* begin Raw records *

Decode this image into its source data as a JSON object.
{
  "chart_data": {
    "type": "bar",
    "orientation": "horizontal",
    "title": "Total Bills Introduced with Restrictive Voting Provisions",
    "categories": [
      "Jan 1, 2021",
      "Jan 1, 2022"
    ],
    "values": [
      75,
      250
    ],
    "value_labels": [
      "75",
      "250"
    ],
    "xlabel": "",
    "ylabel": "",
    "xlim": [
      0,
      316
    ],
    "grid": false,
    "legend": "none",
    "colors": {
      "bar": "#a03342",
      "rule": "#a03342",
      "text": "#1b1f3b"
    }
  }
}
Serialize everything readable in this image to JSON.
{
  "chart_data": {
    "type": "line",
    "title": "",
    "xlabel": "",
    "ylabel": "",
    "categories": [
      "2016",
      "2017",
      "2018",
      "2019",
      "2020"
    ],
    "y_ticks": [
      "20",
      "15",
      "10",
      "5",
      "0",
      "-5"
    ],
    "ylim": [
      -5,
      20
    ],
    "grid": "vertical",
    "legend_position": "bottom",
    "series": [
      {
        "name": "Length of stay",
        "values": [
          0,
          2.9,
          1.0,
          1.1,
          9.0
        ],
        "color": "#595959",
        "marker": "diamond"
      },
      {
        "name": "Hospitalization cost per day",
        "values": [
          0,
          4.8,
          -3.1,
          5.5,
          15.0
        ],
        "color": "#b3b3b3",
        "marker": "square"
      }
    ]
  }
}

* end Raw records *

Set task:
Extract every record. Keep wording exact.

Written reply:
Decode this image into its source data as a JSON object.
{
  "chart_data": {
    "type": "bar",
    "orientation": "horizontal",
    "title": "Total Bills Introduced with Restrictive Voting Provisions",
    "categories": [
      "Jan 1, 2021",
      "Jan 1, 2022"
    ],
    "values": [
      75,
      250
    ],
    "value_labels": [
      "75",
      "250"
    ],
    "xlabel": "",
    "ylabel": "",
    "xlim": [
      0,
      316
    ],
    "grid": false,
    "legend": "none",
    "colors": {
      "bar": "#a03342",
      "rule": "#a03342",
      "text": "#1b1f3b"
    }
  }
}
Serialize everything readable in this image to JSON.
{
  "chart_data": {
    "type": "line",
    "title": "",
    "xlabel": "",
    "ylabel": "",
    "categories": [
      "2016",
      "2017",
      "2018",
      "2019",
      "2020"
    ],
    "y_ticks": [
      "20",
      "15",
      "10",
      "5",
      "0",
      "-5"
    ],
    "ylim": [
      -5,
      20
    ],
    "grid": "vertical",
    "legend_position": "bottom",
    "series": [
      {
        "name": "Length of stay",
        "values": [
          0,
          2.9,
          1.0,
          1.1,
          9.0
        ],
        "color": "#595959",
        "marker": "diamond"
      },
      {
        "name": "Hospitalization cost per day",
        "values": [
          0,
          4.8,
          -3.1,
          5.5,
          15.0
        ],
        "color": "#b3b3b3",
        "marker": "square"
      }
    ]
  }
}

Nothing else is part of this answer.